**Aim of the task:**
The data below should be restated word for word, with every picture omitted.

Records that describe figures:
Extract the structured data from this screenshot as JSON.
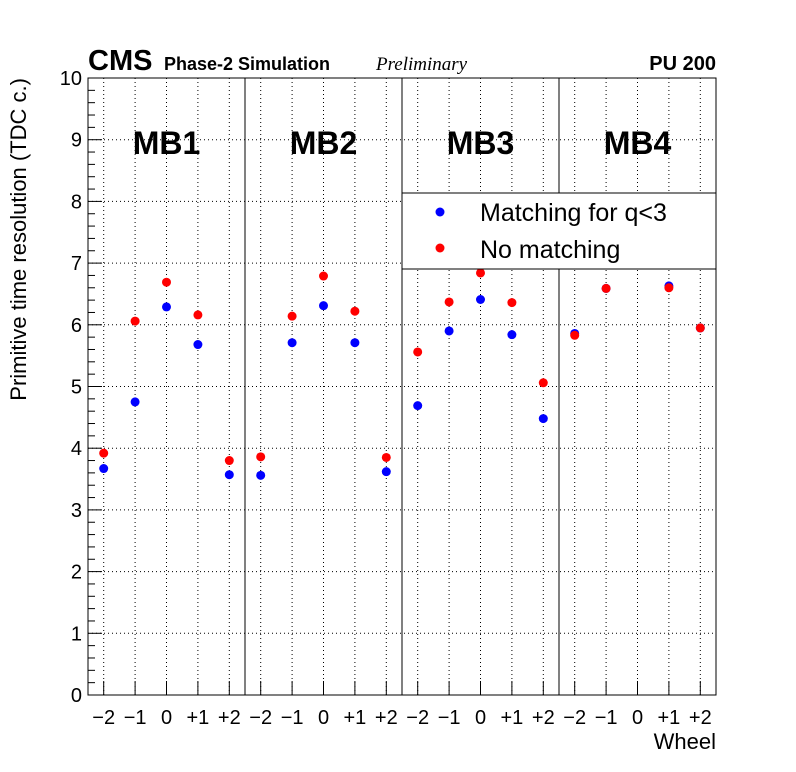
{
  "chart_data": {
    "type": "scatter",
    "header": {
      "experiment": "CMS",
      "subtitle": "Phase-2 Simulation",
      "status": "Preliminary",
      "pileup": "PU 200"
    },
    "title": "",
    "xlabel": "Wheel",
    "ylabel": "Primitive time resolution (TDC c.)",
    "ylim": [
      0,
      10
    ],
    "yticks": [
      0,
      1,
      2,
      3,
      4,
      5,
      6,
      7,
      8,
      9,
      10
    ],
    "xtick_labels": [
      "−2",
      "−1",
      "0",
      "+1",
      "+2"
    ],
    "grid": true,
    "legend": {
      "placement": "top-right"
    },
    "stations": [
      {
        "name": "MB1"
      },
      {
        "name": "MB2"
      },
      {
        "name": "MB3"
      },
      {
        "name": "MB4"
      }
    ],
    "series": [
      {
        "name": "Matching for q<3",
        "color": "#0000ff",
        "values": [
          [
            3.67,
            4.75,
            6.29,
            5.68,
            3.57
          ],
          [
            3.56,
            5.71,
            6.31,
            5.71,
            3.62
          ],
          [
            4.69,
            5.9,
            6.41,
            5.84,
            4.48
          ],
          [
            5.86,
            6.59,
            null,
            6.63,
            5.95
          ]
        ]
      },
      {
        "name": "No matching",
        "color": "#ff0000",
        "values": [
          [
            3.92,
            6.06,
            6.69,
            6.16,
            3.8
          ],
          [
            3.86,
            6.14,
            6.79,
            6.22,
            3.85
          ],
          [
            5.56,
            6.37,
            6.84,
            6.36,
            5.06
          ],
          [
            5.83,
            6.59,
            null,
            6.6,
            5.95
          ]
        ]
      }
    ]
  }
}
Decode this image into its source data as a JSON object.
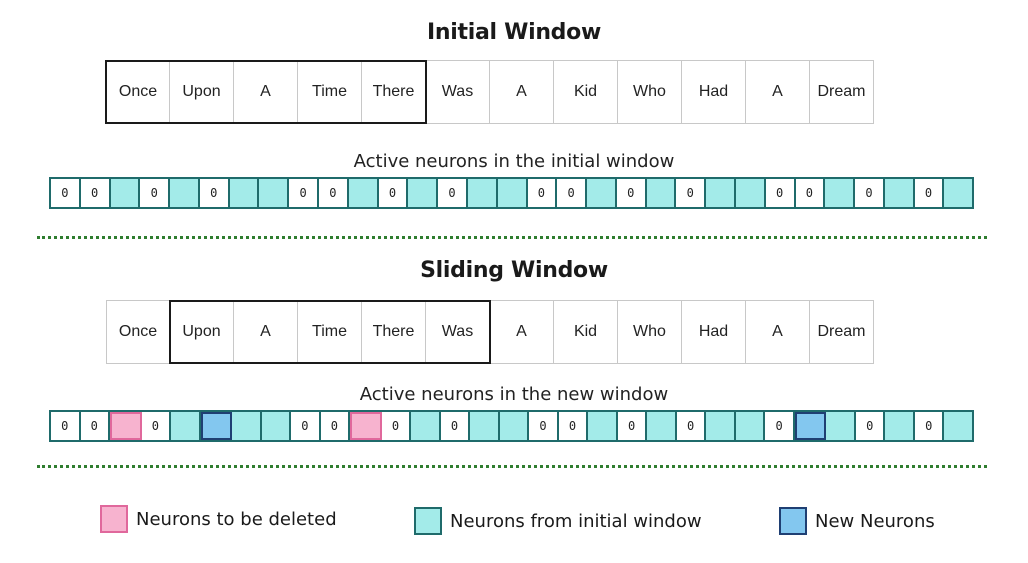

**Worked answer:**
Extract the structured data from this screenshot as JSON.
{
  "chart_data": {
    "type": "scatter",
    "header": {
      "experiment": "CMS",
      "subtitle": "Phase-2 Simulation",
      "status": "Preliminary",
      "pileup": "PU 200"
    },
    "title": "",
    "xlabel": "Wheel",
    "ylabel": "Primitive time resolution (TDC c.)",
    "ylim": [
      0,
      10
    ],
    "yticks": [
      0,
      1,
      2,
      3,
      4,
      5,
      6,
      7,
      8,
      9,
      10
    ],
    "xtick_labels": [
      "−2",
      "−1",
      "0",
      "+1",
      "+2"
    ],
    "grid": true,
    "legend": {
      "placement": "top-right"
    },
    "stations": [
      {
        "name": "MB1"
      },
      {
        "name": "MB2"
      },
      {
        "name": "MB3"
      },
      {
        "name": "MB4"
      }
    ],
    "series": [
      {
        "name": "Matching for q<3",
        "color": "#0000ff",
        "values": [
          [
            3.67,
            4.75,
            6.29,
            5.68,
            3.57
          ],
          [
            3.56,
            5.71,
            6.31,
            5.71,
            3.62
          ],
          [
            4.69,
            5.9,
            6.41,
            5.84,
            4.48
          ],
          [
            5.86,
            6.59,
            null,
            6.63,
            5.95
          ]
        ]
      },
      {
        "name": "No matching",
        "color": "#ff0000",
        "values": [
          [
            3.92,
            6.06,
            6.69,
            6.16,
            3.8
          ],
          [
            3.86,
            6.14,
            6.79,
            6.22,
            3.85
          ],
          [
            5.56,
            6.37,
            6.84,
            6.36,
            5.06
          ],
          [
            5.83,
            6.59,
            null,
            6.6,
            5.95
          ]
        ]
      }
    ]
  }
}
Decode this image into its source data as a JSON object.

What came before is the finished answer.